[WHAT TO DO]
Collect each line holding the string "hours".

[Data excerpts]
* * * * * * * * *

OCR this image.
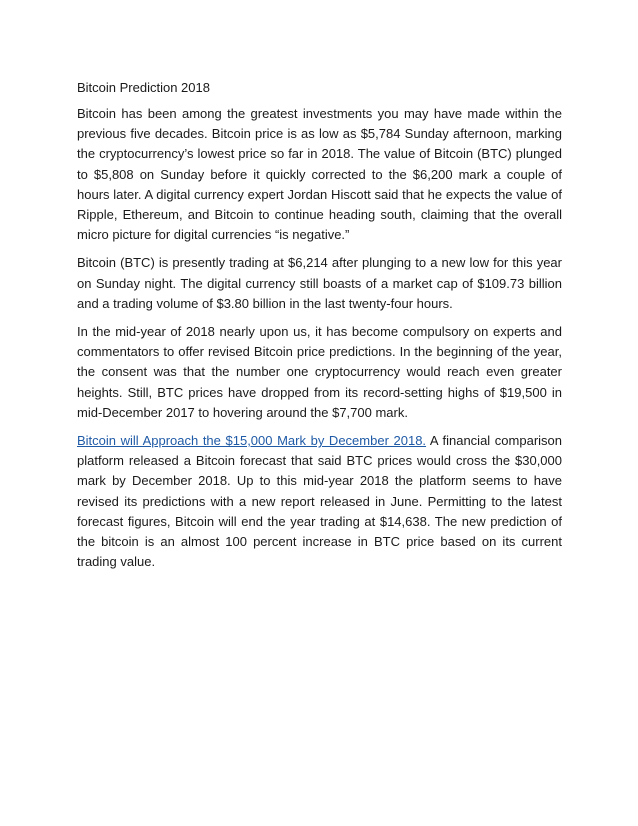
Bitcoin Prediction 2018

Bitcoin has been among the greatest investments you may have made within the previous five decades. Bitcoin price is as low as $5,784 Sunday afternoon, marking the cryptocurrency’s lowest price so far in 2018. The value of Bitcoin (BTC) plunged to $5,808 on Sunday before it quickly corrected to the $6,200 mark a couple of hours later. A digital currency expert Jordan Hiscott said that he expects the value of Ripple, Ethereum, and Bitcoin to continue heading south, claiming that the overall micro picture for digital currencies “is negative.”

Bitcoin (BTC) is presently trading at $6,214 after plunging to a new low for this year on Sunday night. The digital currency still boasts of a market cap of $109.73 billion and a trading volume of $3.80 billion in the last twenty-four hours.

In the mid-year of 2018 nearly upon us, it has become compulsory on experts and commentators to offer revised Bitcoin price predictions. In the beginning of the year, the consent was that the number one cryptocurrency would reach even greater heights. Still, BTC prices have dropped from its record-setting highs of $19,500 in mid-December 2017 to hovering around the $7,700 mark.

Bitcoin will Approach the $15,000 Mark by December 2018. A financial comparison platform released a Bitcoin forecast that said BTC prices would cross the $30,000 mark by December 2018. Up to this mid-year 2018 the platform seems to have revised its predictions with a new report released in June. Permitting to the latest forecast figures, Bitcoin will end the year trading at $14,638. The new prediction of the bitcoin is an almost 100 percent increase in BTC price based on its current trading value.
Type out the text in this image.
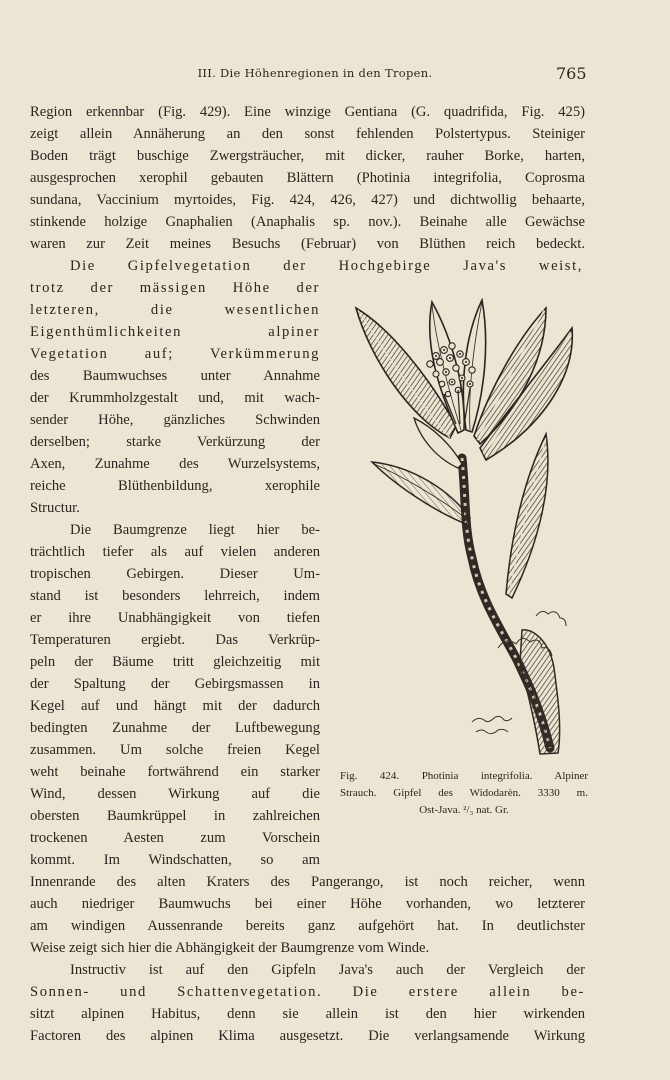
III. Die Höhenregionen in den Tropen.	765
Region erkennbar (Fig. 429). Eine winzige Gentiana (G. quadrifida, Fig. 425)
zeigt allein Annäherung an den sonst fehlenden Polstertypus. Steiniger
Boden trägt buschige Zwergsträucher, mit dicker, rauher Borke, harten,
ausgesprochen xerophil gebauten Blättern (Photinia integrifolia, Coprosma
sundana, Vaccinium myrtoides, Fig. 424, 426, 427) und dichtwollig behaarte,
stinkende holzige Gnaphalien (Anaphalis sp. nov.). Beinahe alle Gewächse
waren zur Zeit meines Besuchs (Februar) von Blüthen reich bedeckt.
Die Gipfelvegetation der Hochgebirge Java's weist,
trotz der mässigen Höhe der
letzteren, die wesentlichen
Eigenthümlichkeiten alpiner
Vegetation auf; Verkümmerung
des Baumwuchses unter Annahme
der Krummholzgestalt und, mit wach-
sender Höhe, gänzliches Schwinden
derselben; starke Verkürzung der
Axen, Zunahme des Wurzelsystems,
reiche Blüthenbildung, xerophile
Structur.
Die Baumgrenze liegt hier be-
trächtlich tiefer als auf vielen anderen
tropischen Gebirgen. Dieser Um-
stand ist besonders lehrreich, indem
er ihre Unabhängigkeit von tiefen
Temperaturen ergiebt. Das Verkrüp-
peln der Bäume tritt gleichzeitig mit
der Spaltung der Gebirgsmassen in
Kegel auf und hängt mit der dadurch
bedingten Zunahme der Luftbewegung
zusammen. Um solche freien Kegel
weht beinahe fortwährend ein starker
Wind, dessen Wirkung auf die
obersten Baumkrüppel in zahlreichen
trockenen Aesten zum Vorschein
kommt. Im Windschatten, so am
Innenrande des alten Kraters des Pangerango, ist noch reicher, wenn
auch niedriger Baumwuchs bei einer Höhe vorhanden, wo letzterer
am windigen Aussenrande bereits ganz aufgehört hat. In deutlichster
Weise zeigt sich hier die Abhängigkeit der Baumgrenze vom Winde.
Instructiv ist auf den Gipfeln Java's auch der Vergleich der
Sonnen- und Schattenvegetation. Die erstere allein be-
sitzt alpinen Habitus, denn sie allein ist den hier wirkenden
Factoren des alpinen Klima ausgesetzt. Die verlangsamende Wirkung
Fig. 424. Photinia integrifolia. Alpiner
Strauch. Gipfel des Widodarèn. 3330 m.
Ost-Java. ²/₃ nat. Gr.
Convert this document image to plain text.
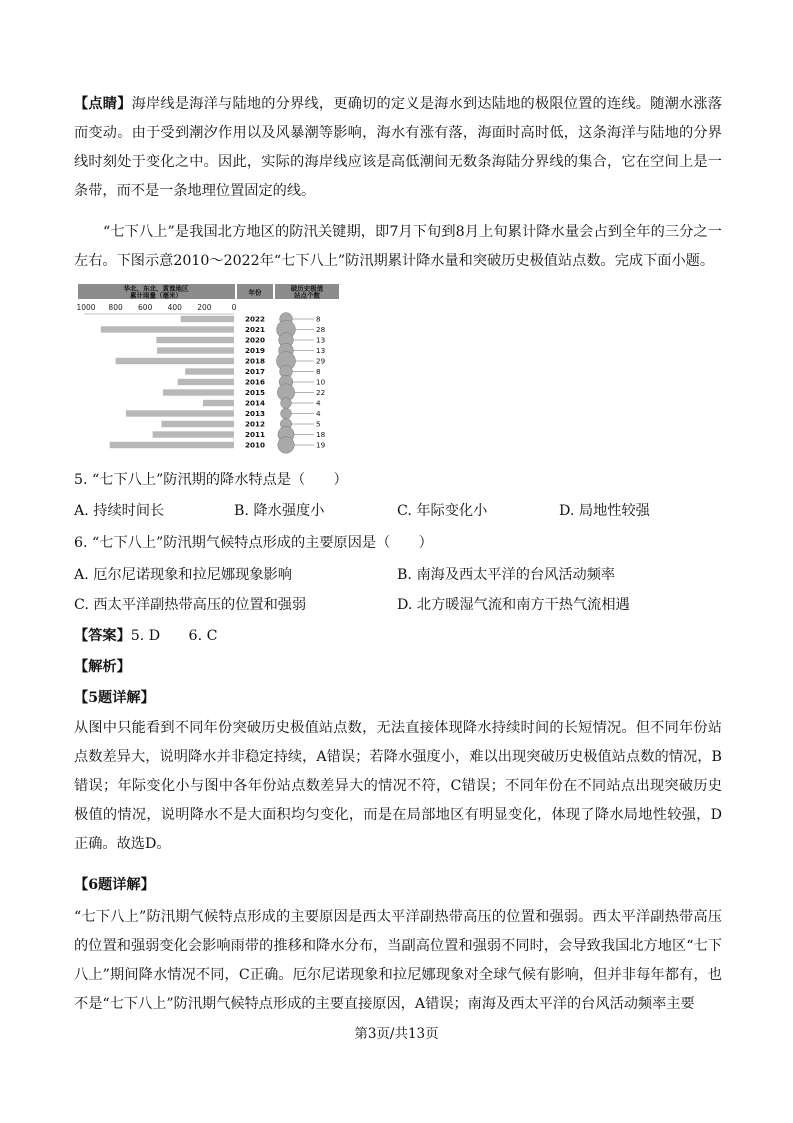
【点睛】海岸线是海洋与陆地的分界线，更确切的定义是海水到达陆地的极限位置的连线。随潮水涨落而变动。由于受到潮汐作用以及风暴潮等影响，海水有涨有落，海面时高时低，这条海洋与陆地的分界线时刻处于变化之中。因此，实际的海岸线应该是高低潮间无数条海陆分界线的集合，它在空间上是一条带，而不是一条地理位置固定的线。

“七下八上”是我国北方地区的防汛关键期，即7月下旬到8月上旬累计降水量会占到全年的三分之一左右。下图示意2010～2022年“七下八上”防汛期累计降水量和突破历史极值站点数。完成下面小题。

华北、东北、黄淮地区
累计雨量（毫米）	年份	破历史极值
站点个数
1000 800 600 400 200	0
2022	8
2021	28
2020	13
2019	13
2018	29
2017	8
2016	10
2015	22
2014	4
2013	4
2012	5
2011	18
2010	19
5. “七下八上”防汛期的降水特点是（　　）
A. 持续时间长	B. 降水强度小	C. 年际变化小	D. 局地性较强
6. “七下八上”防汛期气候特点形成的主要原因是（　　）
A. 厄尔尼诺现象和拉尼娜现象影响	B. 南海及西太平洋的台风活动频率
C. 西太平洋副热带高压的位置和强弱	D. 北方暖湿气流和南方干热气流相遇
【答案】5. D　　6. C
【解析】
【5题详解】

从图中只能看到不同年份突破历史极值站点数，无法直接体现降水持续时间的长短情况。但不同年份站点数差异大，说明降水并非稳定持续，A错误；若降水强度小，难以出现突破历史极值站点数的情况，B错误；年际变化小与图中各年份站点数差异大的情况不符，C错误；不同年份在不同站点出现突破历史极值的情况，说明降水不是大面积均匀变化，而是在局部地区有明显变化，体现了降水局地性较强，D正确。故选D。

【6题详解】

“七下八上”防汛期气候特点形成的主要原因是西太平洋副热带高压的位置和强弱。西太平洋副热带高压的位置和强弱变化会影响雨带的推移和降水分布，当副高位置和强弱不同时，会导致我国北方地区“七下八上”期间降水情况不同，C正确。厄尔尼诺现象和拉尼娜现象对全球气候有影响，但并非每年都有，也不是“七下八上”防汛期气候特点形成的主要直接原因，A错误；南海及西太平洋的台风活动频率主要

第3页/共13页
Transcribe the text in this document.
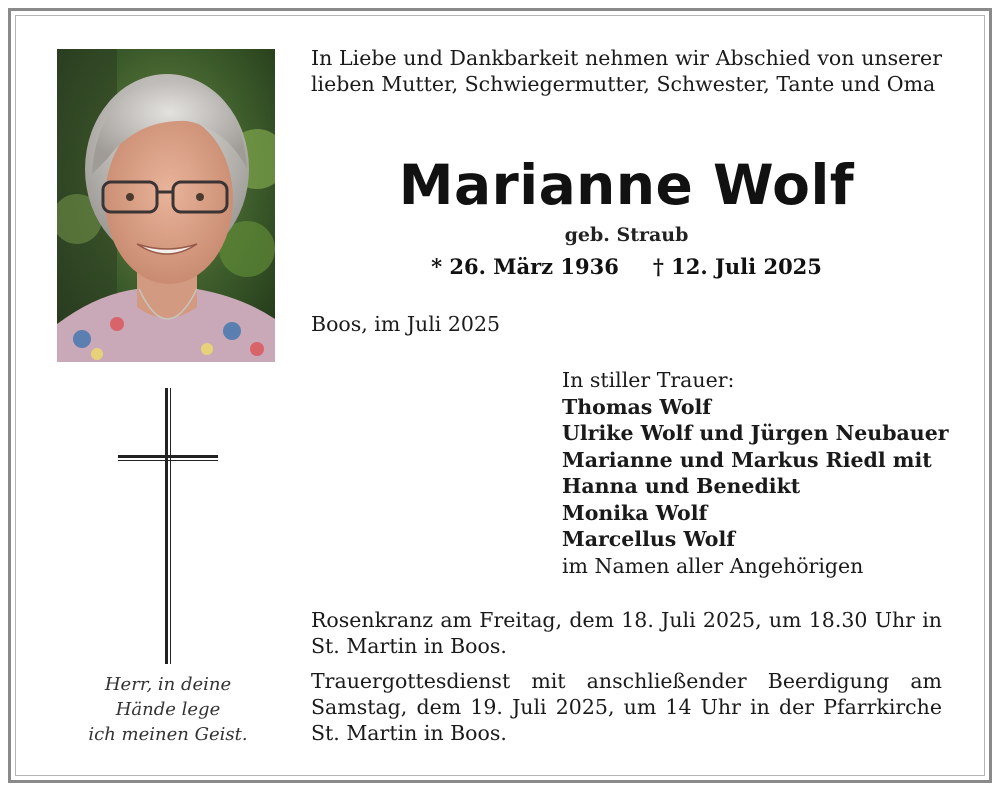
Herr, in deine
Hände lege
ich meinen Geist.
In Liebe und Dankbarkeit nehmen wir Abschied von unserer lieben Mutter, Schwiegermutter, Schwester, Tante und Oma
Marianne Wolf
geb. Straub
* 26. März 1936 † 12. Juli 2025
Boos, im Juli 2025
In stiller Trauer:
Thomas Wolf
Ulrike Wolf und Jürgen Neubauer
Marianne und Markus Riedl mit
Hanna und Benedikt
Monika Wolf
Marcellus Wolf
im Namen aller Angehörigen
Rosenkranz am Freitag, dem 18. Juli 2025, um 18.30 Uhr in St. Martin in Boos.
Trauergottesdienst mit anschließender Beerdigung am Samstag, dem 19. Juli 2025, um 14 Uhr in der Pfarrkirche St. Martin in Boos.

* * * * * * * * *

[ANSWER TO THIS EXERCISE]
Bitcoin has been among the greatest investments you may have made within the previous five decades. Bitcoin price is as low as $5,784 Sunday afternoon, marking the cryptocurrency’s lowest price so far in 2018. The value of Bitcoin (BTC) plunged to $5,808 on Sunday before it quickly corrected to the $6,200 mark a couple of hours later. A digital currency expert Jordan Hiscott said that he expects the value of Ripple, Ethereum, and Bitcoin to continue heading south, claiming that the overall micro picture for digital currencies “is negative.”
Bitcoin (BTC) is presently trading at $6,214 after plunging to a new low for this year on Sunday night. The digital currency still boasts of a market cap of $109.73 billion and a trading volume of $3.80 billion in the last twenty-four hours.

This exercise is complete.